## Goal
Would you pull out every line of the material that contains the string "type"?

## Task inputs
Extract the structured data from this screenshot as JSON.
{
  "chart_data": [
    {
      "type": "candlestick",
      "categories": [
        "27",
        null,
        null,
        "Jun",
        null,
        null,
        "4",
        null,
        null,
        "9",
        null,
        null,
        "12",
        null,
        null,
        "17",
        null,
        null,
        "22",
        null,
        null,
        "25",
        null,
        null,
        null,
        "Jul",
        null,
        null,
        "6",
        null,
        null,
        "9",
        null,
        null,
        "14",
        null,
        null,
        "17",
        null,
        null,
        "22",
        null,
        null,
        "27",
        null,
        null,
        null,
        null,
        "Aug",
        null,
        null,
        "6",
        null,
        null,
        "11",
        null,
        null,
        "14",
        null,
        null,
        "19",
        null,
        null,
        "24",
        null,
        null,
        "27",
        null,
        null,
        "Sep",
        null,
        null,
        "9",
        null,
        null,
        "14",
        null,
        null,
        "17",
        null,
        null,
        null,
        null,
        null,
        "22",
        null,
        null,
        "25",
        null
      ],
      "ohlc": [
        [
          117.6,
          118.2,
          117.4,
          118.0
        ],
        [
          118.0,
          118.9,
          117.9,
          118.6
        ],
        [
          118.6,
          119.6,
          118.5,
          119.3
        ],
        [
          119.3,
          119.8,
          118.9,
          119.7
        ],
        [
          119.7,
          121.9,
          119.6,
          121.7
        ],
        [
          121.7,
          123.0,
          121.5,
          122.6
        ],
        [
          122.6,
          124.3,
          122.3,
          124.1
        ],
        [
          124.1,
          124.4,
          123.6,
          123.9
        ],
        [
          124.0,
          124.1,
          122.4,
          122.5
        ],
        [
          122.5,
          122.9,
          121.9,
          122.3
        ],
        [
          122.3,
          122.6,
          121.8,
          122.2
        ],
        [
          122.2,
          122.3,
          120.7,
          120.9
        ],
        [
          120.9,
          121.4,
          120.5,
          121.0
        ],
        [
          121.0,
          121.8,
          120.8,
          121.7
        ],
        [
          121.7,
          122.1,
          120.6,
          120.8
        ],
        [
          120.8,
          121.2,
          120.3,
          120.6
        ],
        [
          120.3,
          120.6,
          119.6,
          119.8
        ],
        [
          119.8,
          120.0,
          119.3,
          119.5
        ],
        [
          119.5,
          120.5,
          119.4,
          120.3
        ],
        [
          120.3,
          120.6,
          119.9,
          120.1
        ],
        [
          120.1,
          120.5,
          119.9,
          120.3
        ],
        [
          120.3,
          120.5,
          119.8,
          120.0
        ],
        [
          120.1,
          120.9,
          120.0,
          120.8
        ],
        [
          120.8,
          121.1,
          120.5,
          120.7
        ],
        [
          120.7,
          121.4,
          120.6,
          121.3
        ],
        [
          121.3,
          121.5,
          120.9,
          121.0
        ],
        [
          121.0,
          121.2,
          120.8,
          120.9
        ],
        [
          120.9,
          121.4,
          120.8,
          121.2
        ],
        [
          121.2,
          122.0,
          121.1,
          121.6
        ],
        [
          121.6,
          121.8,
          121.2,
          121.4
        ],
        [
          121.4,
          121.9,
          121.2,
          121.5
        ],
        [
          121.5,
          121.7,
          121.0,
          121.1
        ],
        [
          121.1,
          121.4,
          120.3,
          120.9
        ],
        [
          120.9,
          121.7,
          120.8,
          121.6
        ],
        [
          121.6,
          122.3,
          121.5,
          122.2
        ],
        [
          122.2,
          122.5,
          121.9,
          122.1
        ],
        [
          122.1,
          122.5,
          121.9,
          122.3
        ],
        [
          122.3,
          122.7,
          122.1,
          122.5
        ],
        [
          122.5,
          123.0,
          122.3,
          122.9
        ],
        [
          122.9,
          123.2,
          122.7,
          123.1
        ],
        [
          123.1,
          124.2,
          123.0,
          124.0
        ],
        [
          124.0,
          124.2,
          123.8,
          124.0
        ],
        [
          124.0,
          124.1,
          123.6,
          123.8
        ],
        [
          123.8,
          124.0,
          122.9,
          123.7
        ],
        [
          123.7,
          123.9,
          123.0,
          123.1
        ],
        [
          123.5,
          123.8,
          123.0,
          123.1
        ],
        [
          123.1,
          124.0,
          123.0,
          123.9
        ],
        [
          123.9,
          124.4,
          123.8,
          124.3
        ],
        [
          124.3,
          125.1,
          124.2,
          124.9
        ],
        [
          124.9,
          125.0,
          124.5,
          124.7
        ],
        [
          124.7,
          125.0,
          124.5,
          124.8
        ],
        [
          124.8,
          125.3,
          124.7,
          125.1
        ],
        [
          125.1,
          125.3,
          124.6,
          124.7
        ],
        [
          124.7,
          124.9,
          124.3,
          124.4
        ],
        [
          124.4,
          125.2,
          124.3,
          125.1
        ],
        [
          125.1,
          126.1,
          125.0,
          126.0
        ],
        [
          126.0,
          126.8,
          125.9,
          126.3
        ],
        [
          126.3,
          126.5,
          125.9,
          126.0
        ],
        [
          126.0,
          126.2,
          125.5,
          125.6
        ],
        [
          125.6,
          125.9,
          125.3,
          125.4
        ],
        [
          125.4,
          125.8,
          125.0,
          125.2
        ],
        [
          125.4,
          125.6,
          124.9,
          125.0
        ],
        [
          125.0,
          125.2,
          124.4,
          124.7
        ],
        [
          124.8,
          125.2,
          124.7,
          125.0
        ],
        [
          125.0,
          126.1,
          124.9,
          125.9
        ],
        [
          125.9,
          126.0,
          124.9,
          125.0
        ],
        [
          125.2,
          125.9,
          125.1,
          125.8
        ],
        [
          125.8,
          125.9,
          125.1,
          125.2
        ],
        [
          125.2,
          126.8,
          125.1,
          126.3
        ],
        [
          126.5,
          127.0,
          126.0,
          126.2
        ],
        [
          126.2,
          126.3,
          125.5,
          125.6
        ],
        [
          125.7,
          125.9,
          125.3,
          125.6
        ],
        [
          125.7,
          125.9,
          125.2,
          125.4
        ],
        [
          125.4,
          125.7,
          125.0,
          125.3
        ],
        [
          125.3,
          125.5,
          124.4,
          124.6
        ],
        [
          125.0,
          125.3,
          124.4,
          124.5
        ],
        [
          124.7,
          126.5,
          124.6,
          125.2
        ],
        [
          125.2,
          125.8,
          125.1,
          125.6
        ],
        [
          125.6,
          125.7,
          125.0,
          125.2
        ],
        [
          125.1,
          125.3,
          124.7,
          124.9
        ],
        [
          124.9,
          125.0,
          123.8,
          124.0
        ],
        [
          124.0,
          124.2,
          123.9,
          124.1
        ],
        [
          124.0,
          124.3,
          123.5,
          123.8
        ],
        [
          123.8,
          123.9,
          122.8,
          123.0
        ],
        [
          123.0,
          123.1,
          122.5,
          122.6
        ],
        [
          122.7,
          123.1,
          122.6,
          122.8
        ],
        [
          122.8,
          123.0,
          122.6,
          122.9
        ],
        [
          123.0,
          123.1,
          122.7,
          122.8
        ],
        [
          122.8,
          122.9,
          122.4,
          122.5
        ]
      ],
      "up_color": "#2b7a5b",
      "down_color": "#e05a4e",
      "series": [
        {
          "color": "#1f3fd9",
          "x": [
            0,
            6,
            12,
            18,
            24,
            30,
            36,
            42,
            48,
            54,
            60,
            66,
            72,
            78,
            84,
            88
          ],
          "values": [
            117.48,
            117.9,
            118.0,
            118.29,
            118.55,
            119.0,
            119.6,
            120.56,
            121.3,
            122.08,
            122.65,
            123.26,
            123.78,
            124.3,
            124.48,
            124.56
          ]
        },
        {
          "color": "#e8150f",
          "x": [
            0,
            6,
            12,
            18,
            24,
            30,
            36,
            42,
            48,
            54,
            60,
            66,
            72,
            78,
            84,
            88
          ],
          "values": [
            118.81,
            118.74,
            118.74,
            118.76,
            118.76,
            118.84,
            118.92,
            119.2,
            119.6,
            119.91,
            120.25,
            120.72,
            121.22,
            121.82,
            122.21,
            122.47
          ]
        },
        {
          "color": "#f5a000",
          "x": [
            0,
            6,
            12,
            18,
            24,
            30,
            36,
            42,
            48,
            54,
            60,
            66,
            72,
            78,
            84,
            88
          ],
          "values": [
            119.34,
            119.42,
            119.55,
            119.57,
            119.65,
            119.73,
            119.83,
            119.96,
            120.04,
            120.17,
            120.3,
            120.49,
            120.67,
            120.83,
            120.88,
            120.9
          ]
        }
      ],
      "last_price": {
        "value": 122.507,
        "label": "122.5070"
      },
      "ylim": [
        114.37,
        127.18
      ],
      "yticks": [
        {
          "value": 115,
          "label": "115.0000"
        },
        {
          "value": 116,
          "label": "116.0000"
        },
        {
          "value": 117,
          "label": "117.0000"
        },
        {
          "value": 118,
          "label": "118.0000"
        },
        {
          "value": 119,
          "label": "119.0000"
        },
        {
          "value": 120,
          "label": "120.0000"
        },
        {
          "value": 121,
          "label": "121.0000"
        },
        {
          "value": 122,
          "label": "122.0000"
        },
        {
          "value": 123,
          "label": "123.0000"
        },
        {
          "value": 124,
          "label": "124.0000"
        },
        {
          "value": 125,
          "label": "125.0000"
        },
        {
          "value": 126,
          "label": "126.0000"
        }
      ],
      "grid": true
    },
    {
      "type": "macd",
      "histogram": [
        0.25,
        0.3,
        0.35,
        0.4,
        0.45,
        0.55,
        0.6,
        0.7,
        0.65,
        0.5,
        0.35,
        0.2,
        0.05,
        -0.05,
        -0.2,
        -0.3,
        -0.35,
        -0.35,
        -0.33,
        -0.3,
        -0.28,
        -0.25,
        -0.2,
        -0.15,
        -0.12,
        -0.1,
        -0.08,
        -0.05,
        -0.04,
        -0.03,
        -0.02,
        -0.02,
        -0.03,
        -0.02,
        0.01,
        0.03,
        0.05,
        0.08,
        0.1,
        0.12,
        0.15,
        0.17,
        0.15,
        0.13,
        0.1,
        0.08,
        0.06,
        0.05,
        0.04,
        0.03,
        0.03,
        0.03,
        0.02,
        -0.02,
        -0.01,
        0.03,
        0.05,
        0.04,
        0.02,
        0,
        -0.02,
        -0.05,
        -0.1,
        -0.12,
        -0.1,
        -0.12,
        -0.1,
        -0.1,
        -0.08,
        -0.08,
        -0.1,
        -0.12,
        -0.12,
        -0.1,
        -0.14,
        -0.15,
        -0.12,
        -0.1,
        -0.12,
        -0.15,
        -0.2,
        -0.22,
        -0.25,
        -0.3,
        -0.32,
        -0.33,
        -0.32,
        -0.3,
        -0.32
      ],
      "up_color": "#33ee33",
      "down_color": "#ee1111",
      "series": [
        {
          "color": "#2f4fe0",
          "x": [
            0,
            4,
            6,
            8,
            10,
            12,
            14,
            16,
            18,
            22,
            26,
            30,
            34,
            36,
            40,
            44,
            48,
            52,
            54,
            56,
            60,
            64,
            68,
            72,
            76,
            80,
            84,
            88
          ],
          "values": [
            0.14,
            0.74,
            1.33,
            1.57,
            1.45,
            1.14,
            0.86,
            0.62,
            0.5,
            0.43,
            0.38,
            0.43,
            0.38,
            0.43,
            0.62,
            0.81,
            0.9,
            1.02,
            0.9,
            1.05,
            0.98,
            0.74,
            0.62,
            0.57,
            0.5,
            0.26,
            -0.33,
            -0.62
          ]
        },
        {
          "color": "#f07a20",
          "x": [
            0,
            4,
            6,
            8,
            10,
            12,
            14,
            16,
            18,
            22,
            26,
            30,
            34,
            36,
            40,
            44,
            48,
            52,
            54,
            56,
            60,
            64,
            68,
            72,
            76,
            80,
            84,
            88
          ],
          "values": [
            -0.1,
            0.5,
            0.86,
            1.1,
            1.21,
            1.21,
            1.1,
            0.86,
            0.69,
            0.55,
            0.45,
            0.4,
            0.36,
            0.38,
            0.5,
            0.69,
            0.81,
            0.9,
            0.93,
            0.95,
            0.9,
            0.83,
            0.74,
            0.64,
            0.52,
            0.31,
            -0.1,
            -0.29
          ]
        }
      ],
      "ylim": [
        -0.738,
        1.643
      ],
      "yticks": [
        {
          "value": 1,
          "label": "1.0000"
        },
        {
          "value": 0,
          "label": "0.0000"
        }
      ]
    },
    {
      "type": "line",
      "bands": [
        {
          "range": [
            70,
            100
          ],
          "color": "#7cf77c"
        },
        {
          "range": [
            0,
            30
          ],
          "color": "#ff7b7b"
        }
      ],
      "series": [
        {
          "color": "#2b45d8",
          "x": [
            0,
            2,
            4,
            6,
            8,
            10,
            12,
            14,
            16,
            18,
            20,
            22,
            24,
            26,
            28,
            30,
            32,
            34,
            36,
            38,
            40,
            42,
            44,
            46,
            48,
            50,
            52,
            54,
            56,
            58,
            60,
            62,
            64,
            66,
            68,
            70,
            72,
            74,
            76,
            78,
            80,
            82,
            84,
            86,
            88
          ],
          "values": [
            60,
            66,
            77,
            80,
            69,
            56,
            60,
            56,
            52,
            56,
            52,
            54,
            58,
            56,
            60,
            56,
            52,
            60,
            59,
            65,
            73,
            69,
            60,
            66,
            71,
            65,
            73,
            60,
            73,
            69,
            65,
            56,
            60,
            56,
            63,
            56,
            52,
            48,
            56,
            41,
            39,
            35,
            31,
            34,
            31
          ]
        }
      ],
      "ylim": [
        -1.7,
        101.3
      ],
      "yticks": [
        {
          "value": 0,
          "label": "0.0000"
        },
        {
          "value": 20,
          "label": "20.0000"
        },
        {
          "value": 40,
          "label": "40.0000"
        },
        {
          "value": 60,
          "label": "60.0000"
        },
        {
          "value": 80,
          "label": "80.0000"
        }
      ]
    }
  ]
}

## Exercise solution
      "type": "candlestick",
      "type": "macd",
      "type": "line",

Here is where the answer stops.